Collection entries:
# # #
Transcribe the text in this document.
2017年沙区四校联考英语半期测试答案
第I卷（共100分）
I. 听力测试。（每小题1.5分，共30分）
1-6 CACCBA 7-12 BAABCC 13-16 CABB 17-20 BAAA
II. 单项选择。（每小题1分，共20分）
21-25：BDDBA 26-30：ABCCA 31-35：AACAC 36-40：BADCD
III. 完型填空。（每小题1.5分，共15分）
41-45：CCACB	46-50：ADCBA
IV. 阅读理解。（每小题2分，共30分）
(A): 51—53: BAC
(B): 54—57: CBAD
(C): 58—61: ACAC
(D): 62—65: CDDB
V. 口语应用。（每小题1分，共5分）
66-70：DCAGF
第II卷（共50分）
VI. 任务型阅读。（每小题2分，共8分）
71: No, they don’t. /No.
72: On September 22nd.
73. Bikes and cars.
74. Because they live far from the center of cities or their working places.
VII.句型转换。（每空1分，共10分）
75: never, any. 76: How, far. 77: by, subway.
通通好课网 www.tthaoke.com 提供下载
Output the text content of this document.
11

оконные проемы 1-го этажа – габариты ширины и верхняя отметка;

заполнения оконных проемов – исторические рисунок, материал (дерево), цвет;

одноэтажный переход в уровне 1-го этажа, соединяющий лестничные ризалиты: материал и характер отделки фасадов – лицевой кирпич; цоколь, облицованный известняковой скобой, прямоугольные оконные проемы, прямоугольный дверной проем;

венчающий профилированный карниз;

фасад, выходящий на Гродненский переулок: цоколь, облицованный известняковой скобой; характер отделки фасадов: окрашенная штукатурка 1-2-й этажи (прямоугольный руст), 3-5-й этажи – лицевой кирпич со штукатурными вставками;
# # #
### [Given task]
What do the records say? Quote them all exactly.

### [Solution for this task]
Transcribe the text in this document.
2017年沙区四校联考英语半期测试答案
第I卷（共100分）
I. 听力测试。（每小题1.5分，共30分）
1-6 CACCBA 7-12 BAABCC 13-16 CABB 17-20 BAAA
II. 单项选择。（每小题1分，共20分）
21-25：BDDBA 26-30：ABCCA 31-35：AACAC 36-40：BADCD
III. 完型填空。（每小题1.5分，共15分）
41-45：CCACB	46-50：ADCBA
IV. 阅读理解。（每小题2分，共30分）
(A): 51—53: BAC
(B): 54—57: CBAD
(C): 58—61: ACAC
(D): 62—65: CDDB
V. 口语应用。（每小题1分，共5分）
66-70：DCAGF
第II卷（共50分）
VI. 任务型阅读。（每小题2分，共8分）
71: No, they don’t. /No.
72: On September 22nd.
73. Bikes and cars.
74. Because they live far from the center of cities or their working places.
VII.句型转换。（每空1分，共10分）
75: never, any. 76: How, far. 77: by, subway.
通通好课网 www.tthaoke.com 提供下载
Output the text content of this document.
11

оконные проемы 1-го этажа – габариты ширины и верхняя отметка;

заполнения оконных проемов – исторические рисунок, материал (дерево), цвет;

одноэтажный переход в уровне 1-го этажа, соединяющий лестничные ризалиты: материал и характер отделки фасадов – лицевой кирпич; цоколь, облицованный известняковой скобой, прямоугольные оконные проемы, прямоугольный дверной проем;

венчающий профилированный карниз;

фасад, выходящий на Гродненский переулок: цоколь, облицованный известняковой скобой; характер отделки фасадов: окрашенная штукатурка 1-2-й этажи (прямоугольный руст), 3-5-й этажи – лицевой кирпич со штукатурными вставками;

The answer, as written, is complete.